- Instruction -
Every entry below must appear again, exactly as written.

# # #

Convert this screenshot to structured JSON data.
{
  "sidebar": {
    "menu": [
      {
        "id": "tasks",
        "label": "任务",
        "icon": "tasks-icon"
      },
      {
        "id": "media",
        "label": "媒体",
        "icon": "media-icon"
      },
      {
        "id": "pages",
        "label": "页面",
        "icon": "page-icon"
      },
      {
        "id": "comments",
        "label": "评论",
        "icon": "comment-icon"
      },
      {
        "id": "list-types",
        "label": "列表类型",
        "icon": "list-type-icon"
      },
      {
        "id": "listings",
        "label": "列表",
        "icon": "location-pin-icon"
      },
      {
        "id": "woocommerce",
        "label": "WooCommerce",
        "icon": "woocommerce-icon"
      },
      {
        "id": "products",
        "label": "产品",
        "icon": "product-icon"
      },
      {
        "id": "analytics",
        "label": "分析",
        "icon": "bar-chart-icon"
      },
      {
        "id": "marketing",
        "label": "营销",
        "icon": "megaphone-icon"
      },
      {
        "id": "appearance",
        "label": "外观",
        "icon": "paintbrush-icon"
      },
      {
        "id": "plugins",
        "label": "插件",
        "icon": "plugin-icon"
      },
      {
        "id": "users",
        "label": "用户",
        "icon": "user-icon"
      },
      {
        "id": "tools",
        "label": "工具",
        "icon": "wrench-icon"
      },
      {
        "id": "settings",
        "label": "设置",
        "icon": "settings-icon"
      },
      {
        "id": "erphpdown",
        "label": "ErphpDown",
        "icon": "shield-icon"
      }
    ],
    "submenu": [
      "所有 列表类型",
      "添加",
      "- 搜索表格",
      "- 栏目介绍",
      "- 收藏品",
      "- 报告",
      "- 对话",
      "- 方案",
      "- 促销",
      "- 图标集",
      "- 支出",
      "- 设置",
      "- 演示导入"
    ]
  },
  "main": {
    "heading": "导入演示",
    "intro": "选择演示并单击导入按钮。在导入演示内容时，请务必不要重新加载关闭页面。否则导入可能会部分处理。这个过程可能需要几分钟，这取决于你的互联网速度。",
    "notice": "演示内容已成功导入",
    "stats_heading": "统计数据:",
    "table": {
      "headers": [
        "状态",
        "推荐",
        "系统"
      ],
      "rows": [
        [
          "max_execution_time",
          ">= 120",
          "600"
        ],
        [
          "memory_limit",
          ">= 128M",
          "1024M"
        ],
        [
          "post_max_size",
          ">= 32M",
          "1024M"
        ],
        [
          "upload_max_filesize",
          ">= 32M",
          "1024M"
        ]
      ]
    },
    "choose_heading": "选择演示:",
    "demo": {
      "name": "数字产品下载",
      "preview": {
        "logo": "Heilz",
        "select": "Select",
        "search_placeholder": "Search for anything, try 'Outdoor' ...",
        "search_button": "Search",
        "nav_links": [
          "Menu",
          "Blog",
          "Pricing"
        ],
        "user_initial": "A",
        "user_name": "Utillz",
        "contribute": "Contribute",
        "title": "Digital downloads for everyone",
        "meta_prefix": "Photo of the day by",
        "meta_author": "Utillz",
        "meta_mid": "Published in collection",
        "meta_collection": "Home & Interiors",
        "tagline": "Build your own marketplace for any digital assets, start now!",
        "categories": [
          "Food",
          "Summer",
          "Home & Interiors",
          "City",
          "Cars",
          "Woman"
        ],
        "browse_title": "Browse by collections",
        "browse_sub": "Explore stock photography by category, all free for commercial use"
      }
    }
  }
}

# # #

- Complete output -
Convert this screenshot to structured JSON data.
{
  "sidebar": {
    "menu": [
      {
        "id": "tasks",
        "label": "任务",
        "icon": "tasks-icon"
      },
      {
        "id": "media",
        "label": "媒体",
        "icon": "media-icon"
      },
      {
        "id": "pages",
        "label": "页面",
        "icon": "page-icon"
      },
      {
        "id": "comments",
        "label": "评论",
        "icon": "comment-icon"
      },
      {
        "id": "list-types",
        "label": "列表类型",
        "icon": "list-type-icon"
      },
      {
        "id": "listings",
        "label": "列表",
        "icon": "location-pin-icon"
      },
      {
        "id": "woocommerce",
        "label": "WooCommerce",
        "icon": "woocommerce-icon"
      },
      {
        "id": "products",
        "label": "产品",
        "icon": "product-icon"
      },
      {
        "id": "analytics",
        "label": "分析",
        "icon": "bar-chart-icon"
      },
      {
        "id": "marketing",
        "label": "营销",
        "icon": "megaphone-icon"
      },
      {
        "id": "appearance",
        "label": "外观",
        "icon": "paintbrush-icon"
      },
      {
        "id": "plugins",
        "label": "插件",
        "icon": "plugin-icon"
      },
      {
        "id": "users",
        "label": "用户",
        "icon": "user-icon"
      },
      {
        "id": "tools",
        "label": "工具",
        "icon": "wrench-icon"
      },
      {
        "id": "settings",
        "label": "设置",
        "icon": "settings-icon"
      },
      {
        "id": "erphpdown",
        "label": "ErphpDown",
        "icon": "shield-icon"
      }
    ],
    "submenu": [
      "所有 列表类型",
      "添加",
      "- 搜索表格",
      "- 栏目介绍",
      "- 收藏品",
      "- 报告",
      "- 对话",
      "- 方案",
      "- 促销",
      "- 图标集",
      "- 支出",
      "- 设置",
      "- 演示导入"
    ]
  },
  "main": {
    "heading": "导入演示",
    "intro": "选择演示并单击导入按钮。在导入演示内容时，请务必不要重新加载关闭页面。否则导入可能会部分处理。这个过程可能需要几分钟，这取决于你的互联网速度。",
    "notice": "演示内容已成功导入",
    "stats_heading": "统计数据:",
    "table": {
      "headers": [
        "状态",
        "推荐",
        "系统"
      ],
      "rows": [
        [
          "max_execution_time",
          ">= 120",
          "600"
        ],
        [
          "memory_limit",
          ">= 128M",
          "1024M"
        ],
        [
          "post_max_size",
          ">= 32M",
          "1024M"
        ],
        [
          "upload_max_filesize",
          ">= 32M",
          "1024M"
        ]
      ]
    },
    "choose_heading": "选择演示:",
    "demo": {
      "name": "数字产品下载",
      "preview": {
        "logo": "Heilz",
        "select": "Select",
        "search_placeholder": "Search for anything, try 'Outdoor' ...",
        "search_button": "Search",
        "nav_links": [
          "Menu",
          "Blog",
          "Pricing"
        ],
        "user_initial": "A",
        "user_name": "Utillz",
        "contribute": "Contribute",
        "title": "Digital downloads for everyone",
        "meta_prefix": "Photo of the day by",
        "meta_author": "Utillz",
        "meta_mid": "Published in collection",
        "meta_collection": "Home & Interiors",
        "tagline": "Build your own marketplace for any digital assets, start now!",
        "categories": [
          "Food",
          "Summer",
          "Home & Interiors",
          "City",
          "Cars",
          "Woman"
        ],
        "browse_title": "Browse by collections",
        "browse_sub": "Explore stock photography by category, all free for commercial use"
      }
    }
  }
}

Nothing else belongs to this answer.